◆ Given instruction:
Every record below should be printed exactly as it appears.

Data entries for graphics
>> BEGIN
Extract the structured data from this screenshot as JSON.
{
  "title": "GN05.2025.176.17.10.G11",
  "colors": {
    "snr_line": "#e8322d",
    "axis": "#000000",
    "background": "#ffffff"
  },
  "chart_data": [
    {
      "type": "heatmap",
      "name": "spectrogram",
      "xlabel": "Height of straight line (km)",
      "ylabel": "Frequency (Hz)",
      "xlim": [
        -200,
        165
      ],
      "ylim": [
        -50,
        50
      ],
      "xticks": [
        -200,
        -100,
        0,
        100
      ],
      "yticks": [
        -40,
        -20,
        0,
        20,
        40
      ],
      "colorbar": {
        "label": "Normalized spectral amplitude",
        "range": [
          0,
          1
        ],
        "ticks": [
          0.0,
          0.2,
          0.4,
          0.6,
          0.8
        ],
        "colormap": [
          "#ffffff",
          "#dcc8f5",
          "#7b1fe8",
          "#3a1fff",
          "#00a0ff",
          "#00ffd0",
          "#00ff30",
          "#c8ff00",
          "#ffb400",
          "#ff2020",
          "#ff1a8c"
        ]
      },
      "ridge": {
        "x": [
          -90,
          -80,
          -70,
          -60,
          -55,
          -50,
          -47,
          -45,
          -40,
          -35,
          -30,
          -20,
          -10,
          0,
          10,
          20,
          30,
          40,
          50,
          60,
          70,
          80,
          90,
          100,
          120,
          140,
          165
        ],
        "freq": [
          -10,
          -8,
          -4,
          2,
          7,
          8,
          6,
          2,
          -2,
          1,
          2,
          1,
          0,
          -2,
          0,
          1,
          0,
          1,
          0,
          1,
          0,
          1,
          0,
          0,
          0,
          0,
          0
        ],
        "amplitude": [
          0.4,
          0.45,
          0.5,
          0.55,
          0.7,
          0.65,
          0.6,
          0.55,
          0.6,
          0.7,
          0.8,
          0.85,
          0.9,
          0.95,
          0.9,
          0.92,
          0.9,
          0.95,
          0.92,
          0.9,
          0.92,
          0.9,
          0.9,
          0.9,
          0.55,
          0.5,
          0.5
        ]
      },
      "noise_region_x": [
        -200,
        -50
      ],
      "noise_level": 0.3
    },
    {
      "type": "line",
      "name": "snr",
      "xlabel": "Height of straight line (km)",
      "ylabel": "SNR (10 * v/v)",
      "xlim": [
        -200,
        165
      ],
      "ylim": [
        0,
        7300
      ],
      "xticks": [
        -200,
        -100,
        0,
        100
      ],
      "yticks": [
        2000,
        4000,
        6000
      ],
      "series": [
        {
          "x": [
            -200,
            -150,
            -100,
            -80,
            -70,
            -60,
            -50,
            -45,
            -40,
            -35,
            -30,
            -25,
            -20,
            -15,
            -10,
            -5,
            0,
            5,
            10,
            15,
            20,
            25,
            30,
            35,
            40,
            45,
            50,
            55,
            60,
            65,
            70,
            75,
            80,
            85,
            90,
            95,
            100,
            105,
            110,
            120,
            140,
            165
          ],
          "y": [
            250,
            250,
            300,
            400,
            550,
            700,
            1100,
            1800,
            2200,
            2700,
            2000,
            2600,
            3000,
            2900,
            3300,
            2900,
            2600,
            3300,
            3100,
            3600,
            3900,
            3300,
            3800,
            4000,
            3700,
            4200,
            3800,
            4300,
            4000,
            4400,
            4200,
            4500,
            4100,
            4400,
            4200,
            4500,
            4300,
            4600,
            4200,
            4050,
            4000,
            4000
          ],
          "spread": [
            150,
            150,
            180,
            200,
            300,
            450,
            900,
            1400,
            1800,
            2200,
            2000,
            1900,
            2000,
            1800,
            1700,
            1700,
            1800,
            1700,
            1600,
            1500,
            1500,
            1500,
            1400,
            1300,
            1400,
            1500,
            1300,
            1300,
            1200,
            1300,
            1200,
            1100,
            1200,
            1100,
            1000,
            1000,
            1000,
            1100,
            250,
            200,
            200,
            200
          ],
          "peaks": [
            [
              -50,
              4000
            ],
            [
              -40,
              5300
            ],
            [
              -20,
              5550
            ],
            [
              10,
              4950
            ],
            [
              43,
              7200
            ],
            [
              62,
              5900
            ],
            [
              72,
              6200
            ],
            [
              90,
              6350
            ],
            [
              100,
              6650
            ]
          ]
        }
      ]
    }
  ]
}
>> END
◆ Result of this exercise:
Extract the structured data from this screenshot as JSON.
{
  "title": "GN05.2025.176.17.10.G11",
  "colors": {
    "snr_line": "#e8322d",
    "axis": "#000000",
    "background": "#ffffff"
  },
  "chart_data": [
    {
      "type": "heatmap",
      "name": "spectrogram",
      "xlabel": "Height of straight line (km)",
      "ylabel": "Frequency (Hz)",
      "xlim": [
        -200,
        165
      ],
      "ylim": [
        -50,
        50
      ],
      "xticks": [
        -200,
        -100,
        0,
        100
      ],
      "yticks": [
        -40,
        -20,
        0,
        20,
        40
      ],
      "colorbar": {
        "label": "Normalized spectral amplitude",
        "range": [
          0,
          1
        ],
        "ticks": [
          0.0,
          0.2,
          0.4,
          0.6,
          0.8
        ],
        "colormap": [
          "#ffffff",
          "#dcc8f5",
          "#7b1fe8",
          "#3a1fff",
          "#00a0ff",
          "#00ffd0",
          "#00ff30",
          "#c8ff00",
          "#ffb400",
          "#ff2020",
          "#ff1a8c"
        ]
      },
      "ridge": {
        "x": [
          -90,
          -80,
          -70,
          -60,
          -55,
          -50,
          -47,
          -45,
          -40,
          -35,
          -30,
          -20,
          -10,
          0,
          10,
          20,
          30,
          40,
          50,
          60,
          70,
          80,
          90,
          100,
          120,
          140,
          165
        ],
        "freq": [
          -10,
          -8,
          -4,
          2,
          7,
          8,
          6,
          2,
          -2,
          1,
          2,
          1,
          0,
          -2,
          0,
          1,
          0,
          1,
          0,
          1,
          0,
          1,
          0,
          0,
          0,
          0,
          0
        ],
        "amplitude": [
          0.4,
          0.45,
          0.5,
          0.55,
          0.7,
          0.65,
          0.6,
          0.55,
          0.6,
          0.7,
          0.8,
          0.85,
          0.9,
          0.95,
          0.9,
          0.92,
          0.9,
          0.95,
          0.92,
          0.9,
          0.92,
          0.9,
          0.9,
          0.9,
          0.55,
          0.5,
          0.5
        ]
      },
      "noise_region_x": [
        -200,
        -50
      ],
      "noise_level": 0.3
    },
    {
      "type": "line",
      "name": "snr",
      "xlabel": "Height of straight line (km)",
      "ylabel": "SNR (10 * v/v)",
      "xlim": [
        -200,
        165
      ],
      "ylim": [
        0,
        7300
      ],
      "xticks": [
        -200,
        -100,
        0,
        100
      ],
      "yticks": [
        2000,
        4000,
        6000
      ],
      "series": [
        {
          "x": [
            -200,
            -150,
            -100,
            -80,
            -70,
            -60,
            -50,
            -45,
            -40,
            -35,
            -30,
            -25,
            -20,
            -15,
            -10,
            -5,
            0,
            5,
            10,
            15,
            20,
            25,
            30,
            35,
            40,
            45,
            50,
            55,
            60,
            65,
            70,
            75,
            80,
            85,
            90,
            95,
            100,
            105,
            110,
            120,
            140,
            165
          ],
          "y": [
            250,
            250,
            300,
            400,
            550,
            700,
            1100,
            1800,
            2200,
            2700,
            2000,
            2600,
            3000,
            2900,
            3300,
            2900,
            2600,
            3300,
            3100,
            3600,
            3900,
            3300,
            3800,
            4000,
            3700,
            4200,
            3800,
            4300,
            4000,
            4400,
            4200,
            4500,
            4100,
            4400,
            4200,
            4500,
            4300,
            4600,
            4200,
            4050,
            4000,
            4000
          ],
          "spread": [
            150,
            150,
            180,
            200,
            300,
            450,
            900,
            1400,
            1800,
            2200,
            2000,
            1900,
            2000,
            1800,
            1700,
            1700,
            1800,
            1700,
            1600,
            1500,
            1500,
            1500,
            1400,
            1300,
            1400,
            1500,
            1300,
            1300,
            1200,
            1300,
            1200,
            1100,
            1200,
            1100,
            1000,
            1000,
            1000,
            1100,
            250,
            200,
            200,
            200
          ],
          "peaks": [
            [
              -50,
              4000
            ],
            [
              -40,
              5300
            ],
            [
              -20,
              5550
            ],
            [
              10,
              4950
            ],
            [
              43,
              7200
            ],
            [
              62,
              5900
            ],
            [
              72,
              6200
            ],
            [
              90,
              6350
            ],
            [
              100,
              6650
            ]
          ]
        }
      ]
    }
  ]
}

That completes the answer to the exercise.